━━━ Record list

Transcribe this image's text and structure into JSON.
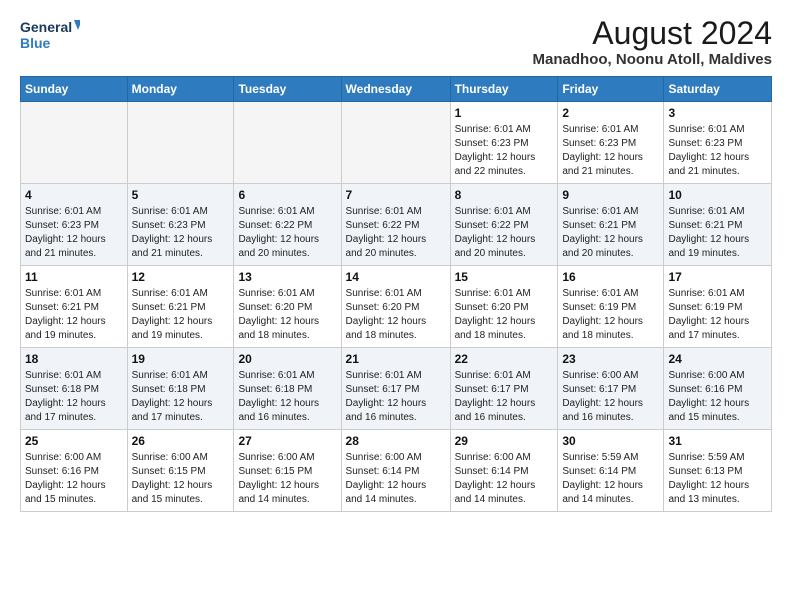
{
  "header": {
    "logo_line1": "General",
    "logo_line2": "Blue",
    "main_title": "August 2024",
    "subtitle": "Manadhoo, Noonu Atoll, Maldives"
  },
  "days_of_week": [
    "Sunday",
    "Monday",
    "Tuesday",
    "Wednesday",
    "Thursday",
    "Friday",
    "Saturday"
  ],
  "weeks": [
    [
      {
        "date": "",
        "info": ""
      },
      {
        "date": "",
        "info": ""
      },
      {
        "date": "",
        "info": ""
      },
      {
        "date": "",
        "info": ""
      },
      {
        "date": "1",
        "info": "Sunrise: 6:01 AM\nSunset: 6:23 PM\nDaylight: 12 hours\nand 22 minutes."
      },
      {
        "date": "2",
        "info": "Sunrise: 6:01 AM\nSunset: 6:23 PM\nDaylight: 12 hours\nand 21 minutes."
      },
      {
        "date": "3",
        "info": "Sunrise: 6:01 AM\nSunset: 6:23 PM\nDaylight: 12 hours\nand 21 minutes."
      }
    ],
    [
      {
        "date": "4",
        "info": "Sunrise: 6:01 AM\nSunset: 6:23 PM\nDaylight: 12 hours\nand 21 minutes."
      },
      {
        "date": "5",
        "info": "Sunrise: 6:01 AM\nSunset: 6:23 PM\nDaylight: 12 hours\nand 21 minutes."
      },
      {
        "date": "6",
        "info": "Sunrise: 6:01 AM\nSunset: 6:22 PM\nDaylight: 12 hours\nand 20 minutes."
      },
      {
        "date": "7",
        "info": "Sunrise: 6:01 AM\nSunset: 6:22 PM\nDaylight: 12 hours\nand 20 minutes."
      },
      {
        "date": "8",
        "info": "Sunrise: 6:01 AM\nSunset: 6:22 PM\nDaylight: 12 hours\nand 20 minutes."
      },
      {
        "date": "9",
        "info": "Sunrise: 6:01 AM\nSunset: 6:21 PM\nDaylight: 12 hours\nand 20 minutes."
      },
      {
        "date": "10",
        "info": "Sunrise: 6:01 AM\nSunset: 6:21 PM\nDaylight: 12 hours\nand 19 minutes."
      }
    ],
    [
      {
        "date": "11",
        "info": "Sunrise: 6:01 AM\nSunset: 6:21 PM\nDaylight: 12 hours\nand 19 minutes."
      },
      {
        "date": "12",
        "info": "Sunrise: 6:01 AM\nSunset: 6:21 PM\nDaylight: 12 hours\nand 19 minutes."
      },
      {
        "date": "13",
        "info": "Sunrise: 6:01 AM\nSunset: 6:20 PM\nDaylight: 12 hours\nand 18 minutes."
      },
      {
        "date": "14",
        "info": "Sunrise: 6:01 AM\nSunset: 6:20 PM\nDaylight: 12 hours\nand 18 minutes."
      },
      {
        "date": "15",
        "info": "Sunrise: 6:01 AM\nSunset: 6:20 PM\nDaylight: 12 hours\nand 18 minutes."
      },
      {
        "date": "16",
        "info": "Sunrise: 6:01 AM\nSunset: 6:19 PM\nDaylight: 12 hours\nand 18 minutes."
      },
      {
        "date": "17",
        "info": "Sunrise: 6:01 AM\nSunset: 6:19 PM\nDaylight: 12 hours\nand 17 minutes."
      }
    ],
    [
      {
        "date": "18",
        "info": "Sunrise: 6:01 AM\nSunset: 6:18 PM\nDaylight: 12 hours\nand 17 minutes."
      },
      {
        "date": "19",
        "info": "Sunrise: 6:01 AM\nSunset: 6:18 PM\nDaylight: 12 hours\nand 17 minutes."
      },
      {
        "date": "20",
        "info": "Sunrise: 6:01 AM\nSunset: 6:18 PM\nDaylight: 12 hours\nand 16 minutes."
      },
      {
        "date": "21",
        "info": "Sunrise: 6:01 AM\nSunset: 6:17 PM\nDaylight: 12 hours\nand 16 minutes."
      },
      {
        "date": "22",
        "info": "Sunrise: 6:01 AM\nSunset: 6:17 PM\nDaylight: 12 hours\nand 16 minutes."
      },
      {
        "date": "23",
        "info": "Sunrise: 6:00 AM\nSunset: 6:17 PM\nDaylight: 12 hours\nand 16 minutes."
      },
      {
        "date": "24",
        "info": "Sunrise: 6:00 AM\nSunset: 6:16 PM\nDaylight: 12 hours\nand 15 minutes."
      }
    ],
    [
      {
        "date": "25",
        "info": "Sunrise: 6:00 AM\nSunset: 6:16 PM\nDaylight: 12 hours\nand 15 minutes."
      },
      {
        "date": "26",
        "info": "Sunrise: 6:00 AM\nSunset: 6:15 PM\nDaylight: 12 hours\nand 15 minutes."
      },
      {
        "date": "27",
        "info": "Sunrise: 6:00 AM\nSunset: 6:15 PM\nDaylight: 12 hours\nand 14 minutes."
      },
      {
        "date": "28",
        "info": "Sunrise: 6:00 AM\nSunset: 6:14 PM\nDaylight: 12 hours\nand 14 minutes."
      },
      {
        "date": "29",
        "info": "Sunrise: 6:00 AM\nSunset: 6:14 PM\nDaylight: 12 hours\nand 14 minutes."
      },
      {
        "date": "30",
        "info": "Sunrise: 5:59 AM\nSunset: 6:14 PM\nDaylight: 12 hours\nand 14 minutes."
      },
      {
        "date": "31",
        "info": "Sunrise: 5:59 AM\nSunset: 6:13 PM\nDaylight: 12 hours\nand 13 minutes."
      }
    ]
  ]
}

━━━━━━

◆ **The exercise**
Return all of the entries exactly as written, but drop any pictures they hold.

◆ **Task solution**
Transcribe this image's text and structure into JSON.
{
  "header": {
    "logo_line1": "General",
    "logo_line2": "Blue",
    "main_title": "August 2024",
    "subtitle": "Manadhoo, Noonu Atoll, Maldives"
  },
  "days_of_week": [
    "Sunday",
    "Monday",
    "Tuesday",
    "Wednesday",
    "Thursday",
    "Friday",
    "Saturday"
  ],
  "weeks": [
    [
      {
        "date": "",
        "info": ""
      },
      {
        "date": "",
        "info": ""
      },
      {
        "date": "",
        "info": ""
      },
      {
        "date": "",
        "info": ""
      },
      {
        "date": "1",
        "info": "Sunrise: 6:01 AM\nSunset: 6:23 PM\nDaylight: 12 hours\nand 22 minutes."
      },
      {
        "date": "2",
        "info": "Sunrise: 6:01 AM\nSunset: 6:23 PM\nDaylight: 12 hours\nand 21 minutes."
      },
      {
        "date": "3",
        "info": "Sunrise: 6:01 AM\nSunset: 6:23 PM\nDaylight: 12 hours\nand 21 minutes."
      }
    ],
    [
      {
        "date": "4",
        "info": "Sunrise: 6:01 AM\nSunset: 6:23 PM\nDaylight: 12 hours\nand 21 minutes."
      },
      {
        "date": "5",
        "info": "Sunrise: 6:01 AM\nSunset: 6:23 PM\nDaylight: 12 hours\nand 21 minutes."
      },
      {
        "date": "6",
        "info": "Sunrise: 6:01 AM\nSunset: 6:22 PM\nDaylight: 12 hours\nand 20 minutes."
      },
      {
        "date": "7",
        "info": "Sunrise: 6:01 AM\nSunset: 6:22 PM\nDaylight: 12 hours\nand 20 minutes."
      },
      {
        "date": "8",
        "info": "Sunrise: 6:01 AM\nSunset: 6:22 PM\nDaylight: 12 hours\nand 20 minutes."
      },
      {
        "date": "9",
        "info": "Sunrise: 6:01 AM\nSunset: 6:21 PM\nDaylight: 12 hours\nand 20 minutes."
      },
      {
        "date": "10",
        "info": "Sunrise: 6:01 AM\nSunset: 6:21 PM\nDaylight: 12 hours\nand 19 minutes."
      }
    ],
    [
      {
        "date": "11",
        "info": "Sunrise: 6:01 AM\nSunset: 6:21 PM\nDaylight: 12 hours\nand 19 minutes."
      },
      {
        "date": "12",
        "info": "Sunrise: 6:01 AM\nSunset: 6:21 PM\nDaylight: 12 hours\nand 19 minutes."
      },
      {
        "date": "13",
        "info": "Sunrise: 6:01 AM\nSunset: 6:20 PM\nDaylight: 12 hours\nand 18 minutes."
      },
      {
        "date": "14",
        "info": "Sunrise: 6:01 AM\nSunset: 6:20 PM\nDaylight: 12 hours\nand 18 minutes."
      },
      {
        "date": "15",
        "info": "Sunrise: 6:01 AM\nSunset: 6:20 PM\nDaylight: 12 hours\nand 18 minutes."
      },
      {
        "date": "16",
        "info": "Sunrise: 6:01 AM\nSunset: 6:19 PM\nDaylight: 12 hours\nand 18 minutes."
      },
      {
        "date": "17",
        "info": "Sunrise: 6:01 AM\nSunset: 6:19 PM\nDaylight: 12 hours\nand 17 minutes."
      }
    ],
    [
      {
        "date": "18",
        "info": "Sunrise: 6:01 AM\nSunset: 6:18 PM\nDaylight: 12 hours\nand 17 minutes."
      },
      {
        "date": "19",
        "info": "Sunrise: 6:01 AM\nSunset: 6:18 PM\nDaylight: 12 hours\nand 17 minutes."
      },
      {
        "date": "20",
        "info": "Sunrise: 6:01 AM\nSunset: 6:18 PM\nDaylight: 12 hours\nand 16 minutes."
      },
      {
        "date": "21",
        "info": "Sunrise: 6:01 AM\nSunset: 6:17 PM\nDaylight: 12 hours\nand 16 minutes."
      },
      {
        "date": "22",
        "info": "Sunrise: 6:01 AM\nSunset: 6:17 PM\nDaylight: 12 hours\nand 16 minutes."
      },
      {
        "date": "23",
        "info": "Sunrise: 6:00 AM\nSunset: 6:17 PM\nDaylight: 12 hours\nand 16 minutes."
      },
      {
        "date": "24",
        "info": "Sunrise: 6:00 AM\nSunset: 6:16 PM\nDaylight: 12 hours\nand 15 minutes."
      }
    ],
    [
      {
        "date": "25",
        "info": "Sunrise: 6:00 AM\nSunset: 6:16 PM\nDaylight: 12 hours\nand 15 minutes."
      },
      {
        "date": "26",
        "info": "Sunrise: 6:00 AM\nSunset: 6:15 PM\nDaylight: 12 hours\nand 15 minutes."
      },
      {
        "date": "27",
        "info": "Sunrise: 6:00 AM\nSunset: 6:15 PM\nDaylight: 12 hours\nand 14 minutes."
      },
      {
        "date": "28",
        "info": "Sunrise: 6:00 AM\nSunset: 6:14 PM\nDaylight: 12 hours\nand 14 minutes."
      },
      {
        "date": "29",
        "info": "Sunrise: 6:00 AM\nSunset: 6:14 PM\nDaylight: 12 hours\nand 14 minutes."
      },
      {
        "date": "30",
        "info": "Sunrise: 5:59 AM\nSunset: 6:14 PM\nDaylight: 12 hours\nand 14 minutes."
      },
      {
        "date": "31",
        "info": "Sunrise: 5:59 AM\nSunset: 6:13 PM\nDaylight: 12 hours\nand 13 minutes."
      }
    ]
  ]
}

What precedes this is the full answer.